Put this sentence from the piece about the trip to Hotchkiss into Spanish: "Now that I need more oxygen, it has become difficult to travel."

Excerpt.
++++++++

Lum: Expedition to Hotchkiss
Last weekend, my daughters, Skye and Hillery, my friend Hilary and I went on an oxygen-testing adventure to Hotchkiss, where Hillery and her husband, Bruce, are fixing up a fixer-upper house.
Now that I need more oxygen, it has become difficult to travel. The logistics of getting from Aspen to Denver to Seattle to a ferry to the island of Whidbey were so formidable I had to forgo my granddaughter’s wedding last month.
It gets to be a bit of a bore when the only time I go past the roundabout is when driving up to Aspen Valley Hospital to exercise on its anti-gravity treadmill.
Jad, my oxygen delivery man, said he could put a half-size liquid-oxygen tank in Hilary’s car, from which I could fill portable tanks and get out and about without having to drag cumbersome canisters. This opened up awesome possibilities: an overnight in Grand Junk, for instance, or a get-together at Hillery’s work-in-progress in Hotchkiss.
We’ve been mulling this idea for some time, finally coming up with last Friday as the day we all could make it.
For reasons way too complicated to explain, Hilary and I drove to Skye’s place in Carbondale, where Skye and Hilary lugged the weighty oxygen tank out of Hilary’s car into Skye’s, and from there, Skye drove the three of us plus Nicky and Freddie, my dachshund brothers, and Hilary’s dachshund/Chihuahua Huckleberry the further hour and a half to Hotchkiss, where Hillery was waiting.
McClure Pass was as spectacular as it’s going to get this fizzled fall. I used to drive over it frequently, getting Queen Anne cherries in Paonia and visiting a friend in Crawford, but it had been decades. I was sorry to see that the ghost town of Bowie had completely disappeared; it was a coal-company ghost town, and I used to fantasize about moving there with all my friends. I had dibs on the mine manager’s house.
You couldn’t miss Hillery’s house, a screaming-blue, turreted Victorian that has been torn apart and added onto so much it’s hard to find bedrock. We tumbled out of the car with all our stuff, quickly realizing that Hotchkiss was well-named — it was roasting hot.
Hillery had made up an elegant sofa bed in the living room, adding extra padding so it wasn’t at all like the typical back-breaker. I jumped into this snuggle bunny for a lie-down while the ladies hauled in the oxygen tank. I attached my 50-foot length of tubing onto the tank and was free to wander unimpeded.

++++++++

Exercise data.
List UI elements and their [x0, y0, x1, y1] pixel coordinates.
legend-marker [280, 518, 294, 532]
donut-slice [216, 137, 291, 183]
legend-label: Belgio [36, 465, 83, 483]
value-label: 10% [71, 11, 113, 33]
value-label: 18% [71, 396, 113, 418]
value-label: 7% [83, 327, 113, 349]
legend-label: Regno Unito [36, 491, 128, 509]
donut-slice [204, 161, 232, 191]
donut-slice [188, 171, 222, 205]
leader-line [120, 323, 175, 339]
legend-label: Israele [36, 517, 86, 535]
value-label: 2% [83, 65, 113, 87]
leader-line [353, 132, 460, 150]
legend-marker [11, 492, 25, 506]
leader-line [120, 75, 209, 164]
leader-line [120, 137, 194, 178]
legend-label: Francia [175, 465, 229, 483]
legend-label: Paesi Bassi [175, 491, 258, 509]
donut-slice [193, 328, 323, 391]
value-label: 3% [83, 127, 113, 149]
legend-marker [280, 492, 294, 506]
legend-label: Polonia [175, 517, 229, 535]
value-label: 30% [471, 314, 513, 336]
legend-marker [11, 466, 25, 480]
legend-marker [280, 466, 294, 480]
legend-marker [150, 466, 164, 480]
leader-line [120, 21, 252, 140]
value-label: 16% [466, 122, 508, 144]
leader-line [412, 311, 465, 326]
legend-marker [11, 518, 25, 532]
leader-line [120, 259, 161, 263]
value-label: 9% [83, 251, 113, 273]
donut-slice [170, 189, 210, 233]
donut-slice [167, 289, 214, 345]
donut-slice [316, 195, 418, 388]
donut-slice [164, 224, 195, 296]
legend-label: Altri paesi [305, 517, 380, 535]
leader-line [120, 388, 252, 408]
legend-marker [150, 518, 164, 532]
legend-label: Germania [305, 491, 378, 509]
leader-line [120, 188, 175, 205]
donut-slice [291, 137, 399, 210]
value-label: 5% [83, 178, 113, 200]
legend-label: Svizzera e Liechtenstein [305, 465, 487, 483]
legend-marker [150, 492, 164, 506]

++++++++

Result of this exercise.
Ahora que necesito más oxígeno, se me ha vuelto difícil viajar.